Lines of data:
+++

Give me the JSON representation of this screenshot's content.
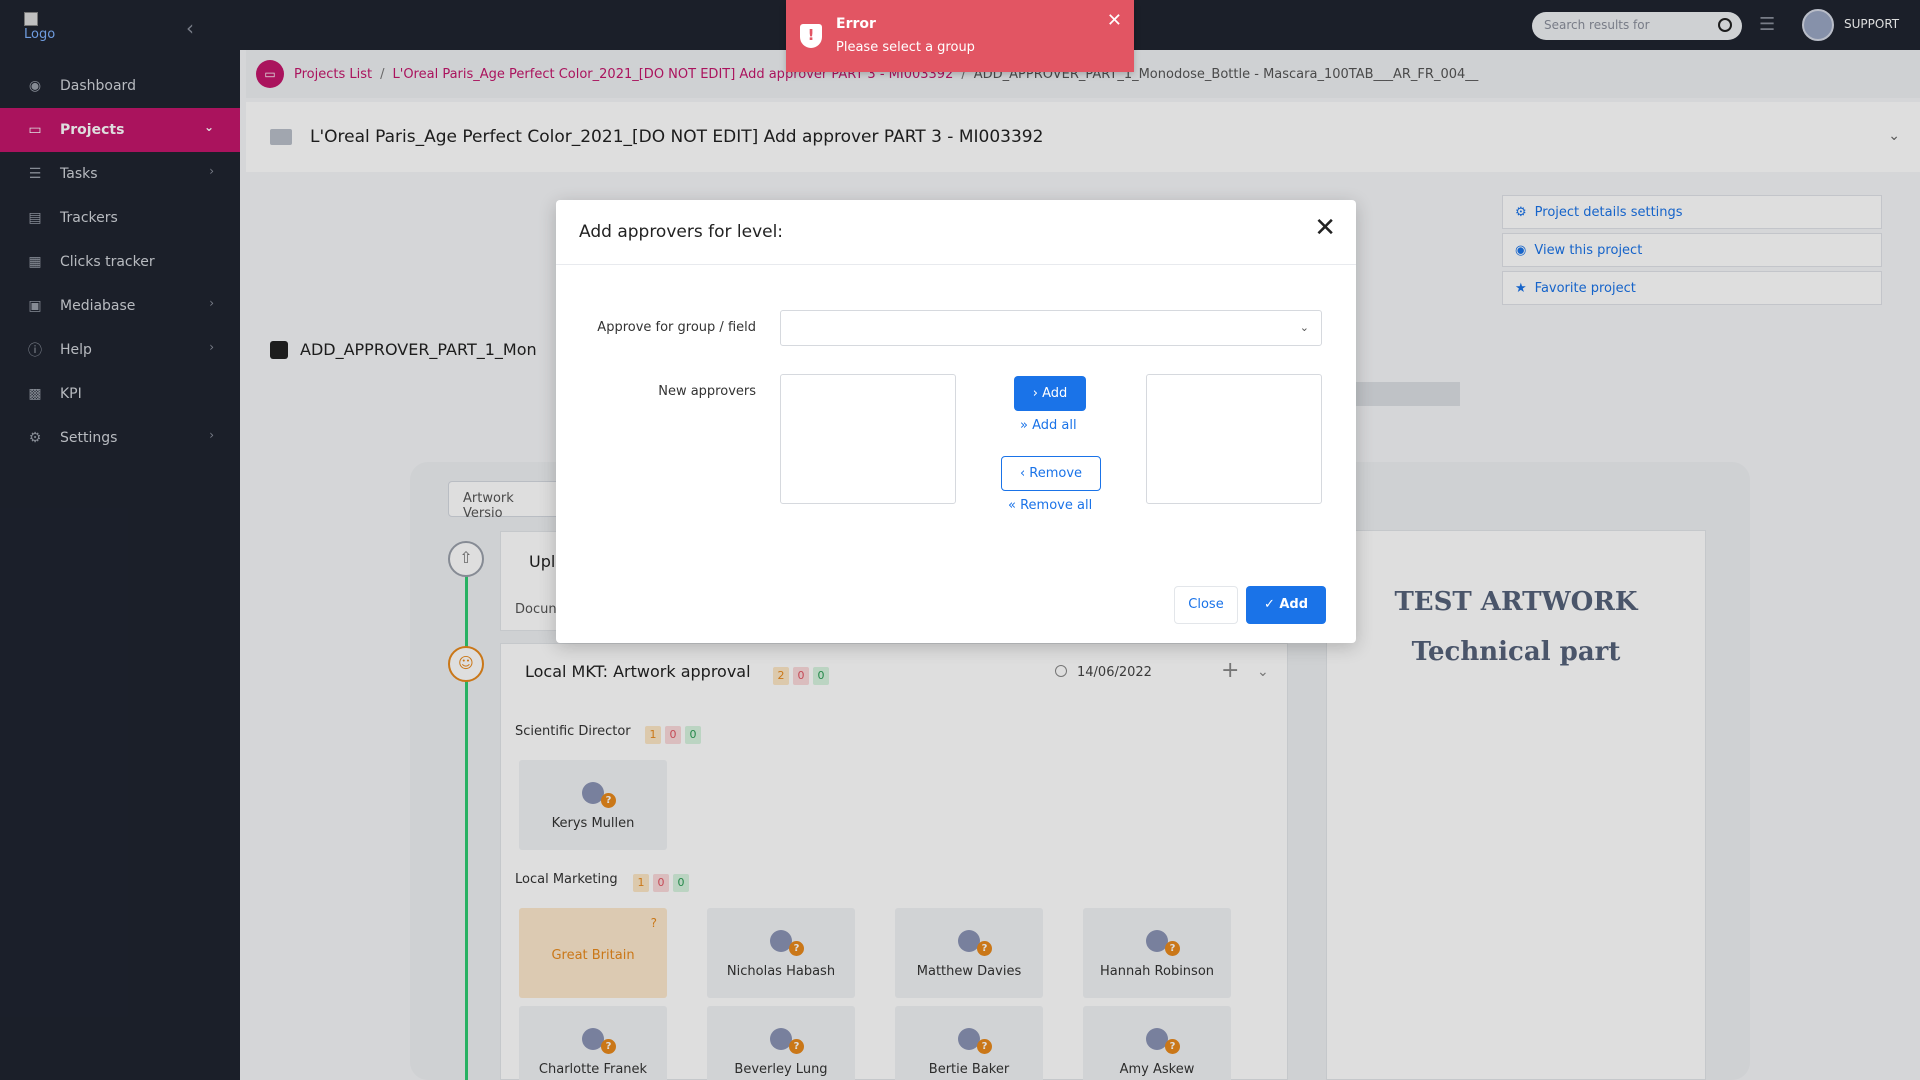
{
  "sidebar": {
    "logo_text": "Logo",
    "items": [
      {
        "label": "Dashboard",
        "icon": "cube-icon",
        "chevron": false,
        "active": false
      },
      {
        "label": "Projects",
        "icon": "folder-open-icon",
        "chevron": true,
        "active": true
      },
      {
        "label": "Tasks",
        "icon": "list-icon",
        "chevron": true,
        "active": false
      },
      {
        "label": "Trackers",
        "icon": "clipboard-icon",
        "chevron": false,
        "active": false
      },
      {
        "label": "Clicks tracker",
        "icon": "building-icon",
        "chevron": false,
        "active": false
      },
      {
        "label": "Mediabase",
        "icon": "image-icon",
        "chevron": true,
        "active": false
      },
      {
        "label": "Help",
        "icon": "info-icon",
        "chevron": true,
        "active": false
      },
      {
        "label": "KPI",
        "icon": "bar-chart-icon",
        "chevron": false,
        "active": false
      },
      {
        "label": "Settings",
        "icon": "gear-icon",
        "chevron": true,
        "active": false
      }
    ]
  },
  "topbar": {
    "search_placeholder": "Search results for",
    "user_label": "SUPPORT"
  },
  "breadcrumb": {
    "root": "Projects List",
    "project": "L'Oreal Paris_Age Perfect Color_2021_[DO NOT EDIT] Add approver PART 3 - MI003392",
    "current": "ADD_APPROVER_PART_1_Monodose_Bottle - Mascara_100TAB___AR_FR_004__"
  },
  "project_header": {
    "title": "L'Oreal Paris_Age Perfect Color_2021_[DO NOT EDIT] Add approver PART 3 - MI003392"
  },
  "side_links": [
    {
      "label": "Project details settings",
      "icon": "gear-icon"
    },
    {
      "label": "View this project",
      "icon": "eye-icon"
    },
    {
      "label": "Favorite project",
      "icon": "star-icon"
    }
  ],
  "artwork": {
    "title": "ADD_APPROVER_PART_1_Mon",
    "tab_label": "Artwork Versio",
    "upload_title": "Upl",
    "upload_doc": "Docun"
  },
  "level": {
    "title": "Local MKT: Artwork approval",
    "badges": [
      "2",
      "0",
      "0"
    ],
    "date": "14/06/2022",
    "groups": [
      {
        "label": "Scientific Director",
        "badges": [
          "1",
          "0",
          "0"
        ],
        "people": [
          "Kerys Mullen"
        ]
      },
      {
        "label": "Local Marketing",
        "badges": [
          "1",
          "0",
          "0"
        ],
        "people": [
          "Great Britain",
          "Nicholas Habash",
          "Matthew Davies",
          "Hannah Robinson",
          "Charlotte Franek",
          "Beverley Lung",
          "Bertie Baker",
          "Amy Askew"
        ]
      }
    ]
  },
  "preview": {
    "line1": "TEST ARTWORK",
    "line2": "Technical part"
  },
  "modal": {
    "title": "Add approvers for level:",
    "group_label": "Approve for group / field",
    "group_value": "",
    "new_approvers_label": "New approvers",
    "add_label": "Add",
    "add_all_label": "Add all",
    "remove_label": "Remove",
    "remove_all_label": "Remove all",
    "close_label": "Close",
    "submit_label": "Add"
  },
  "toast": {
    "title": "Error",
    "message": "Please select a group"
  },
  "colors": {
    "brand": "#c4166b",
    "primary": "#1a73e8",
    "error": "#e25563",
    "sidebar_bg": "#1f2430"
  }
}
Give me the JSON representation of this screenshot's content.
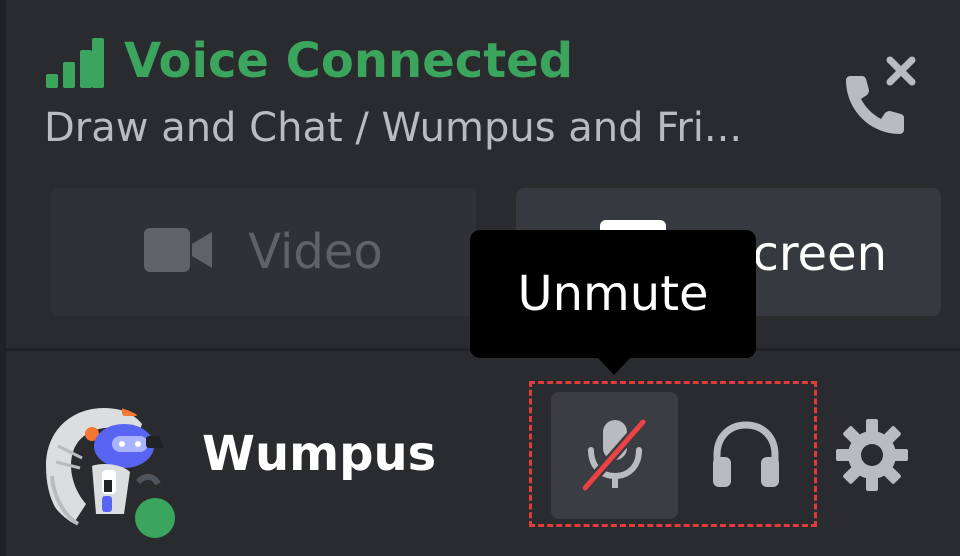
{
  "voice": {
    "status": "Voice Connected",
    "channel": "Draw and Chat / Wumpus and Fri...",
    "status_color": "#3ba55d",
    "subtitle_color": "#b9bbbe",
    "signal_icon": "signal-strength-icon",
    "disconnect_icon": "phone-hangup-icon"
  },
  "actions": {
    "video_label": "Video",
    "video_icon": "camera-icon",
    "screen_label": "Screen",
    "screen_icon": "screen-share-icon"
  },
  "tooltip": {
    "text": "Unmute"
  },
  "user": {
    "name": "Wumpus",
    "status": "online",
    "status_color": "#3ba55d",
    "avatar_icon": "wumpus-avatar"
  },
  "controls": {
    "mic_icon": "microphone-muted-icon",
    "mic_muted": true,
    "headset_icon": "headphones-icon",
    "settings_icon": "gear-icon",
    "highlight_color": "#e03c3c"
  }
}
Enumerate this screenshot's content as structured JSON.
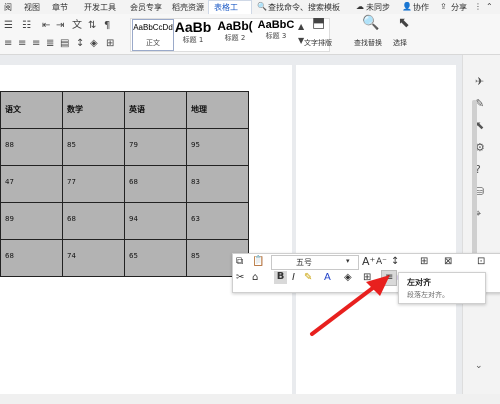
{
  "menu": {
    "items": [
      "阅",
      "视图",
      "章节",
      "开发工具",
      "会员专享",
      "稻壳资源",
      "表格工"
    ],
    "search_placeholder": "查找命令、搜索模板",
    "unsynced": "未同步",
    "collaborate": "协作",
    "share": "分享"
  },
  "ribbon": {
    "styles": [
      {
        "sample": "AaBbCcDd",
        "label": "正文"
      },
      {
        "sample": "AaBb",
        "label": "标题 1"
      },
      {
        "sample": "AaBb(",
        "label": "标题 2"
      },
      {
        "sample": "AaBbC",
        "label": "标题 3"
      }
    ],
    "text_layout": "文字排版",
    "find_replace": "查找替换",
    "select": "选择"
  },
  "table": {
    "headers": [
      "语文",
      "数学",
      "英语",
      "地理"
    ],
    "rows": [
      [
        "88",
        "85",
        "79",
        "95"
      ],
      [
        "47",
        "77",
        "68",
        "83"
      ],
      [
        "89",
        "68",
        "94",
        "63"
      ],
      [
        "68",
        "74",
        "65",
        "85"
      ]
    ]
  },
  "floatbar": {
    "font_size": "五号"
  },
  "tooltip": {
    "title": "左对齐",
    "desc": "段落左对齐。"
  }
}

+++

Objective
Of the lines in the records, how many contain the word "Perfect"? Answer with the number and nothing else.

Task result
2